*** Entries supplied
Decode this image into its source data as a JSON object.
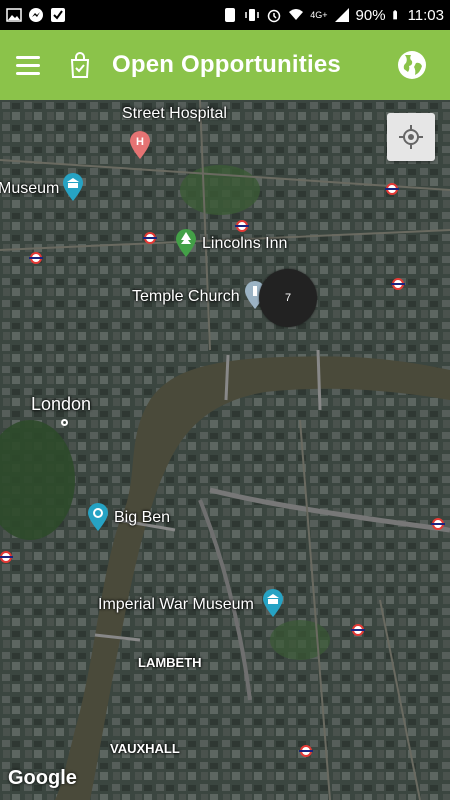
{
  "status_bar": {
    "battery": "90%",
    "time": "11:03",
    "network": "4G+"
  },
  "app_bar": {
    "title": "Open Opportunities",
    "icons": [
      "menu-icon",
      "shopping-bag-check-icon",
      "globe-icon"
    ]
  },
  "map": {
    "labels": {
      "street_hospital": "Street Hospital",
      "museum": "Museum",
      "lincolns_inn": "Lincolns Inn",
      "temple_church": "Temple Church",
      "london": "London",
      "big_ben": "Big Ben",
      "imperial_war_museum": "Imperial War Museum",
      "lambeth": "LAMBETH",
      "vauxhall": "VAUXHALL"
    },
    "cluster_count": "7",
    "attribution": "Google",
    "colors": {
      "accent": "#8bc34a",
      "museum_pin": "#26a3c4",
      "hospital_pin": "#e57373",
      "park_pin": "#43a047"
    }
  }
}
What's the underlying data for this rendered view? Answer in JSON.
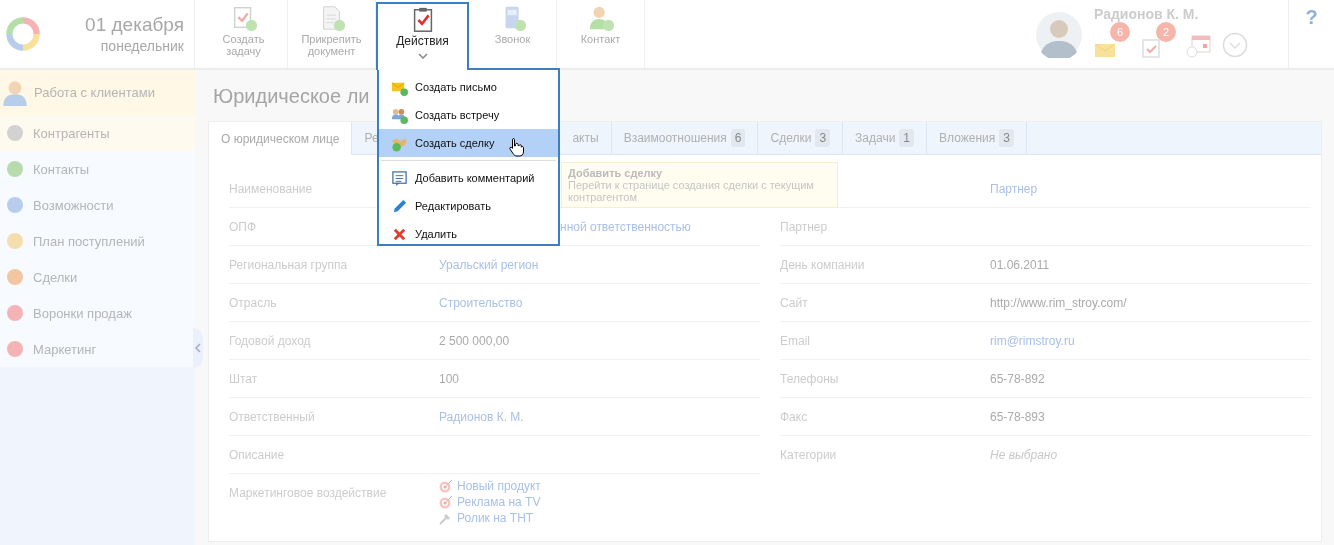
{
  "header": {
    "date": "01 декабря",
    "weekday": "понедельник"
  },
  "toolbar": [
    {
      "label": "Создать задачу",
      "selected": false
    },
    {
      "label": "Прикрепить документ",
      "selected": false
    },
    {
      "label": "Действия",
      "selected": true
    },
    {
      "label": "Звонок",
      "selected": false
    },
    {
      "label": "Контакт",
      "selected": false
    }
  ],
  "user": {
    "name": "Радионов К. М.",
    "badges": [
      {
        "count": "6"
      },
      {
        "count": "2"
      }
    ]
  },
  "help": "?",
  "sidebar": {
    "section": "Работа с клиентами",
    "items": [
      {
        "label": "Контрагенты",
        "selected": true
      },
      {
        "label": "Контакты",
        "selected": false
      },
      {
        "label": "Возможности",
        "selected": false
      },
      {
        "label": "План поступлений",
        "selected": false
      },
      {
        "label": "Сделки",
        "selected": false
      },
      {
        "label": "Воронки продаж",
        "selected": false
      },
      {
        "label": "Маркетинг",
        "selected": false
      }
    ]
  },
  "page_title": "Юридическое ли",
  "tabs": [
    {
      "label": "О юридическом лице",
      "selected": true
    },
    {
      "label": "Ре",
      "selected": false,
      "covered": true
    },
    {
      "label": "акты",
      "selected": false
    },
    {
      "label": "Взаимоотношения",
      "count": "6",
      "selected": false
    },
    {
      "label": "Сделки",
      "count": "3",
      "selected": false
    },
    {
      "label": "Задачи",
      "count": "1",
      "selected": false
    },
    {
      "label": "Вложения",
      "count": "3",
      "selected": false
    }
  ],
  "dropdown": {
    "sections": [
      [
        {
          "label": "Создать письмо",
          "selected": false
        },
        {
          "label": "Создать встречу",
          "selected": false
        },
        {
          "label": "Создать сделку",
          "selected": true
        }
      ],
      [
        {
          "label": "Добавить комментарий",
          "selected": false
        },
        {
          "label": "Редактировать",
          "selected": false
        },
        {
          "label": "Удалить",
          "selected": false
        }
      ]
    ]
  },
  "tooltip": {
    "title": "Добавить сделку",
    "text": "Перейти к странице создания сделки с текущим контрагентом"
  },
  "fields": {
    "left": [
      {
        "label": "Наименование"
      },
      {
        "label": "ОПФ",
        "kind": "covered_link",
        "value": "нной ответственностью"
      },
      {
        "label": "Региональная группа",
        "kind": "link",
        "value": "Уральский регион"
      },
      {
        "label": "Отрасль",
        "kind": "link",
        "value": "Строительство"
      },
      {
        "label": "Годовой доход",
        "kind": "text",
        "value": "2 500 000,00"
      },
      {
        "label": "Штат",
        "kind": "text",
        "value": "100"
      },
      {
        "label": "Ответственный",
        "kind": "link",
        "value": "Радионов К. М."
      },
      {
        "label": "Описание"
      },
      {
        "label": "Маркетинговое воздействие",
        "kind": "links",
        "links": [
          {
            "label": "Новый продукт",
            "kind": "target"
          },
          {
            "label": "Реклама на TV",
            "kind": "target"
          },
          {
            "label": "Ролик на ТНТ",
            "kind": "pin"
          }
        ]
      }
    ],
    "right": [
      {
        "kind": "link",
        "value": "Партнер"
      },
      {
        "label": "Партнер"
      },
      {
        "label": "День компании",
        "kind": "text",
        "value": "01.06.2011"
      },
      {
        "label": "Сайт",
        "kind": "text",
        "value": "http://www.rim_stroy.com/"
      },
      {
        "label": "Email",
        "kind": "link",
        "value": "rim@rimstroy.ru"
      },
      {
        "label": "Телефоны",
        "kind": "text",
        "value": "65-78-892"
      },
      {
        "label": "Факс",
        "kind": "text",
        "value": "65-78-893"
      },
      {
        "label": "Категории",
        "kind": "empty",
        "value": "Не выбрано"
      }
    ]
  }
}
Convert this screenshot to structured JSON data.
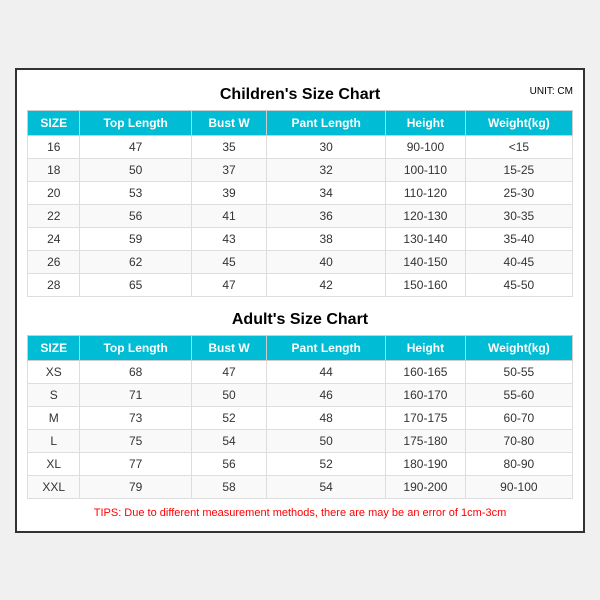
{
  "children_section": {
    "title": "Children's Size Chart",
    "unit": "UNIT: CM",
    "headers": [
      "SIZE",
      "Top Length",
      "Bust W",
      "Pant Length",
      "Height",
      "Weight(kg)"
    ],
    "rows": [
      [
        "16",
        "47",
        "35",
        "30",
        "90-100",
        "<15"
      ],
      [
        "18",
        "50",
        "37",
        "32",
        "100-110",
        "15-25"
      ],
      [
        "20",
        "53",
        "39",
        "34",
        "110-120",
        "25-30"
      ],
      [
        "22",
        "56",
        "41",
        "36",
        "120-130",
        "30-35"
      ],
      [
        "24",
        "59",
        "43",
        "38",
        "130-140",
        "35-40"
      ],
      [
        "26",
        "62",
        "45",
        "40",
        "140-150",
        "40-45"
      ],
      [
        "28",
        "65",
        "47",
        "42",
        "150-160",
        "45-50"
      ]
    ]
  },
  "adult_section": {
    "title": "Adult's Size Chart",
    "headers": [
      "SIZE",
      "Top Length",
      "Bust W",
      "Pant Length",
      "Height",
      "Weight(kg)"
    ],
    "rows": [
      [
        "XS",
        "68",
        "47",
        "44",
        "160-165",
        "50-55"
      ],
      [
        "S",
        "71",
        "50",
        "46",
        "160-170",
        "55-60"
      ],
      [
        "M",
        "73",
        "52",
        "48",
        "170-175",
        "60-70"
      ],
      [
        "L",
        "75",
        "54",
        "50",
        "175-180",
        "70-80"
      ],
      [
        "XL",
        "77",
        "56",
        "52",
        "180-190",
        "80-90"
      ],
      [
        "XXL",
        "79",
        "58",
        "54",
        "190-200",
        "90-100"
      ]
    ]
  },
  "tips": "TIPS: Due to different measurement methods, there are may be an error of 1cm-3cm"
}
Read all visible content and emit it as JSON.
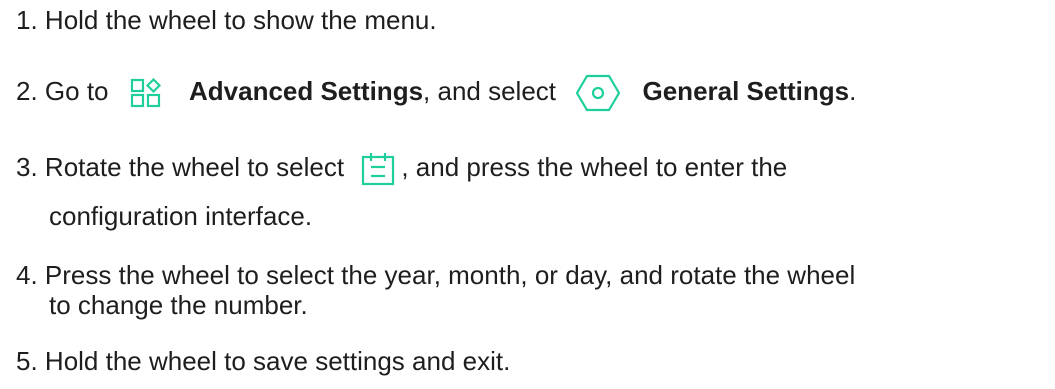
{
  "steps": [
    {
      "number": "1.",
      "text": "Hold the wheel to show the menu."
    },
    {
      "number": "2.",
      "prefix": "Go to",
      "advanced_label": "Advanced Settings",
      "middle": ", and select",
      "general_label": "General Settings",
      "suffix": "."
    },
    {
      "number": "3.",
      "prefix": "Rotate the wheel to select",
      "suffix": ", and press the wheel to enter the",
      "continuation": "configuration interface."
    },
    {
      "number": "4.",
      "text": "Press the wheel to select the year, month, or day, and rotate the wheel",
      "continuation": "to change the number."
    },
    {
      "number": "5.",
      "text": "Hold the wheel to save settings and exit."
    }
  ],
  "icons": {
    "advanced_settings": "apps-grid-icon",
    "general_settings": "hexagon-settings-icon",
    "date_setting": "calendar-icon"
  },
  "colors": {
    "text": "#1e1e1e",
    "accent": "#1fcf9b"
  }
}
******
Look through the lines above and collect those with the word "сделку".

          "label": "Создать сделку",
    "title": "Добавить сделку",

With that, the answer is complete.